▶ [THE REQUEST]
Give only the number of lines in the records below that contain the word "JSON".

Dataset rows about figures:
-*-
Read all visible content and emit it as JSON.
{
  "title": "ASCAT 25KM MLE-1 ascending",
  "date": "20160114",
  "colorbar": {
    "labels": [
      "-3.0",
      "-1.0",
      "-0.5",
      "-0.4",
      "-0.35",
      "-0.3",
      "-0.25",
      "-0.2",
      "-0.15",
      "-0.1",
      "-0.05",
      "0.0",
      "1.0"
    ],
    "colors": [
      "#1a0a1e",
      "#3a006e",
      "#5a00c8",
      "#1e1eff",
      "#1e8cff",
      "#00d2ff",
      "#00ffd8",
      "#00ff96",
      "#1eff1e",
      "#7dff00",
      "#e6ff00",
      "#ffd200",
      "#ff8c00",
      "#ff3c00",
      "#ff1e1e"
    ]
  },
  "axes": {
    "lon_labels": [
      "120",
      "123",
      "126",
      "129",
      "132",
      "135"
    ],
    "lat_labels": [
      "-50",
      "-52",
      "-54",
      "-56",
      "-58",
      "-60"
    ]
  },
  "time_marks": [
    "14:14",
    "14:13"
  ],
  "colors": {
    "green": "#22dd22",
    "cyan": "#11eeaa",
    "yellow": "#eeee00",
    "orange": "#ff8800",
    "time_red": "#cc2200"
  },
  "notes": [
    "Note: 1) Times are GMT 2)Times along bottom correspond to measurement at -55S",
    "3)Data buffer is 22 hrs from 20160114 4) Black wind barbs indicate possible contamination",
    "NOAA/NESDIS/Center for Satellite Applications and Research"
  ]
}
-*-
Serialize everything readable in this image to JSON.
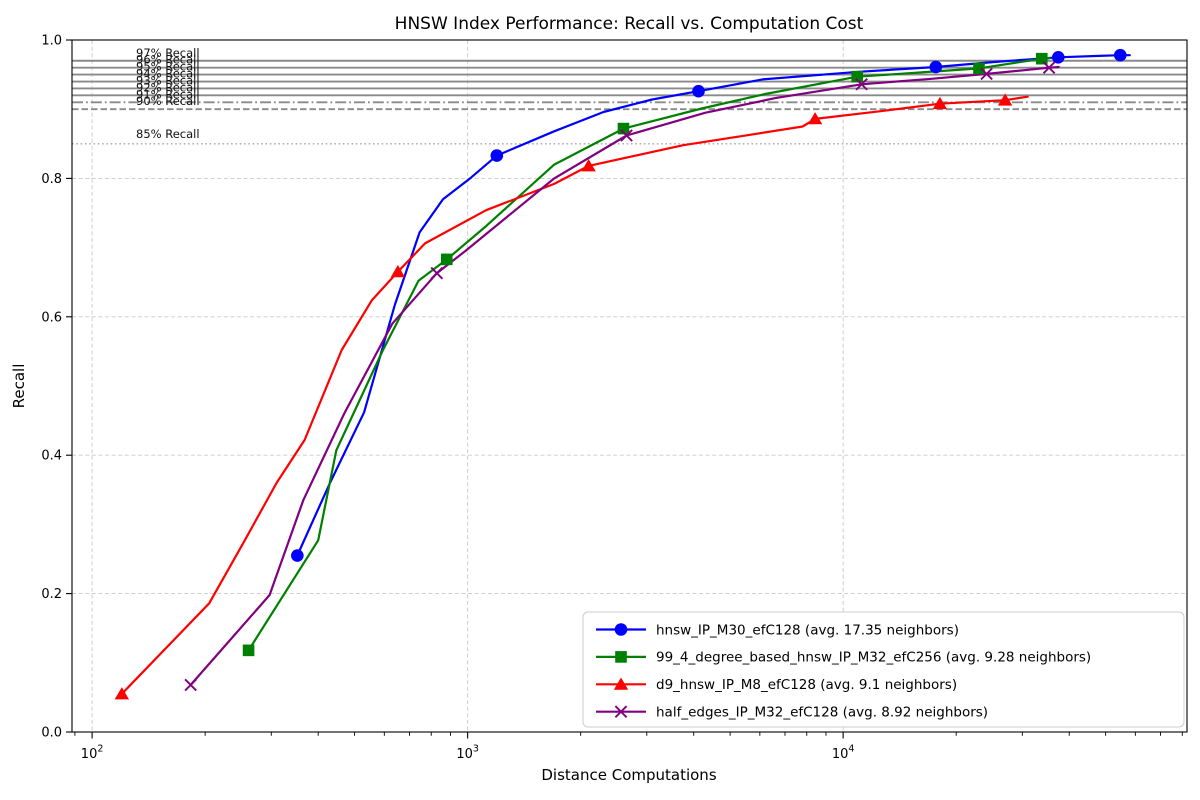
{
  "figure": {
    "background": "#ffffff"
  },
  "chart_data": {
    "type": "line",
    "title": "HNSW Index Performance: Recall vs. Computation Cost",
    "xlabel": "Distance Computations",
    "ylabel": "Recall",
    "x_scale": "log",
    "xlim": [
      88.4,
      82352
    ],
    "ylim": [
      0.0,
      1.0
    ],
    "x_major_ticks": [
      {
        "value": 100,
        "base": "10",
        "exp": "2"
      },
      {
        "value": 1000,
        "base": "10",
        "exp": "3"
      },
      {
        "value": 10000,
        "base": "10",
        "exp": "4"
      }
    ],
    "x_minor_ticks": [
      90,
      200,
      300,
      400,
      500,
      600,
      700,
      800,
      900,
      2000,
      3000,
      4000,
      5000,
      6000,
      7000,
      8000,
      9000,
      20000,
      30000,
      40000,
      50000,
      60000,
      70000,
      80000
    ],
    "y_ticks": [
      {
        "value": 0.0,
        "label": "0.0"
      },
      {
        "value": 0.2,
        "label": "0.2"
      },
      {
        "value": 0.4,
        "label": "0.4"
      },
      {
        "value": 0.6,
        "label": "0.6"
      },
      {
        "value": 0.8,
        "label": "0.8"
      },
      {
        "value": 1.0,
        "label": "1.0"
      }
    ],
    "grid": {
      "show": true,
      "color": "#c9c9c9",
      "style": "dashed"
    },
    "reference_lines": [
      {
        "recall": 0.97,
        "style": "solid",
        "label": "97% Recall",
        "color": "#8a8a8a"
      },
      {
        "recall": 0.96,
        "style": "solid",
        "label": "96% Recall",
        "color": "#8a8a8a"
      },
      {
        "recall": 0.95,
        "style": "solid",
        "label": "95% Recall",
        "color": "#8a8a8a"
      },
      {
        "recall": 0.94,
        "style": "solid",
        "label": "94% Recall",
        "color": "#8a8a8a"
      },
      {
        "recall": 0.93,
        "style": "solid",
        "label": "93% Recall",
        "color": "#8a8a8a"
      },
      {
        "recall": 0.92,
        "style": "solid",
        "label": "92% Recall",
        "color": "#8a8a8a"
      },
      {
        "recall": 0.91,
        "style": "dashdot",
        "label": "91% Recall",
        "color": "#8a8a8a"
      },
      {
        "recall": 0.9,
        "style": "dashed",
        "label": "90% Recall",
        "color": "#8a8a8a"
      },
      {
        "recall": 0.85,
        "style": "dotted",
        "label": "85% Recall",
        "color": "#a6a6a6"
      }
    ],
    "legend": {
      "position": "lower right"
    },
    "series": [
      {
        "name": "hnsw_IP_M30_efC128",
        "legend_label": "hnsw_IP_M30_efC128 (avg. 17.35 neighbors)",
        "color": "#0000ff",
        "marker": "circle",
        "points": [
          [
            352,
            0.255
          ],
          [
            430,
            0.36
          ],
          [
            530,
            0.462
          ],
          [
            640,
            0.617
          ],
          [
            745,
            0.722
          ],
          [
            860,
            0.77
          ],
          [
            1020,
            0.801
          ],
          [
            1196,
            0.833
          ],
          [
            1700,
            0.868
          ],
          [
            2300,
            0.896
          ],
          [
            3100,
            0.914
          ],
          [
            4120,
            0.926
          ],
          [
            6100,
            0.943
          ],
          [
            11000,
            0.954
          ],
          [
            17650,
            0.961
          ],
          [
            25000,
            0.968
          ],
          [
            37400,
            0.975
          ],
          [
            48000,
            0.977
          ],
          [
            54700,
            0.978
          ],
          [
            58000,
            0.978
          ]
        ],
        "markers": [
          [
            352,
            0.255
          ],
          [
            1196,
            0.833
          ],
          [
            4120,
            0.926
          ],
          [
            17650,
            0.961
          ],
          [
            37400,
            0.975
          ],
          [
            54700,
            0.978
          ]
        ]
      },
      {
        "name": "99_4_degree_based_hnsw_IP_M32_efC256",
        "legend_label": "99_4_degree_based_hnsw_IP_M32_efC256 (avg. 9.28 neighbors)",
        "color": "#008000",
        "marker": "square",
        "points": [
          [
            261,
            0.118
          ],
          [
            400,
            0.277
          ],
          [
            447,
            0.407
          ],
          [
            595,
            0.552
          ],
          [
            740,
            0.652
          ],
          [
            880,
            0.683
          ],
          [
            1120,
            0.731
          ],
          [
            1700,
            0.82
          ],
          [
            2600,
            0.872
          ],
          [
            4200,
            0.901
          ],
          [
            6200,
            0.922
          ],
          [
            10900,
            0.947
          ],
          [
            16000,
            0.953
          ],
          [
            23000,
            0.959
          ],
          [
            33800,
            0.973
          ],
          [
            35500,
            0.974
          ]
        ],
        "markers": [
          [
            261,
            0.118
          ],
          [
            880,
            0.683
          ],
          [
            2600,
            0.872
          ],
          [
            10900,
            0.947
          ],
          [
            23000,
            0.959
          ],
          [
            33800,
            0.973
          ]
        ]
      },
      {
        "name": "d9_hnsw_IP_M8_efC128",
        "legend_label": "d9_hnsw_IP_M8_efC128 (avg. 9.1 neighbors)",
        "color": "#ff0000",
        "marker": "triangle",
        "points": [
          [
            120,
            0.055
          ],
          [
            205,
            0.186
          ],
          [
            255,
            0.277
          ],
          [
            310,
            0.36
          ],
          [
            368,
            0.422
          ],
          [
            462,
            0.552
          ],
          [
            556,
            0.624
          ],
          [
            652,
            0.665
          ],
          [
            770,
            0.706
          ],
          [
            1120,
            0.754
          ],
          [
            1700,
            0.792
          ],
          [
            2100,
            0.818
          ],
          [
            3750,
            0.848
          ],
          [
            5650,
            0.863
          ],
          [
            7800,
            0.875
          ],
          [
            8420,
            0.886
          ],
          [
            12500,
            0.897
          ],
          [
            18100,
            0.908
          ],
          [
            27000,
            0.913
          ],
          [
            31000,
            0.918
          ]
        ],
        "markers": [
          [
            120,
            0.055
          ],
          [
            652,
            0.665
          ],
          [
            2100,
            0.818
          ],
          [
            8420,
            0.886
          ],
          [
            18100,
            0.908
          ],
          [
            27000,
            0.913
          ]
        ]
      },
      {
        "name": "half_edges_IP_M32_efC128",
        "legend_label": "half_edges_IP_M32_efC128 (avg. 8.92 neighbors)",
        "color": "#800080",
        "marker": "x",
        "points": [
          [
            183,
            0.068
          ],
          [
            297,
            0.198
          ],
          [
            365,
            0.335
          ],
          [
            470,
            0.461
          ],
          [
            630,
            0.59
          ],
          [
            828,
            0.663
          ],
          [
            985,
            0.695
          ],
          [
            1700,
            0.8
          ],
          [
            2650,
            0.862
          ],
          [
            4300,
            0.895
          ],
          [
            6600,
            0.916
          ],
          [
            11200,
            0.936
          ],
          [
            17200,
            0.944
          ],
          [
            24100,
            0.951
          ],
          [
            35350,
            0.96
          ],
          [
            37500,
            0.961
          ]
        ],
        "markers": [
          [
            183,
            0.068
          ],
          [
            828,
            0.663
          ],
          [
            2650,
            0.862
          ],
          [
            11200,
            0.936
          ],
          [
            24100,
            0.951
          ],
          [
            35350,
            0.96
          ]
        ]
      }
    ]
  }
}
-*-
▶ [RESULT OF THIS TASK]
2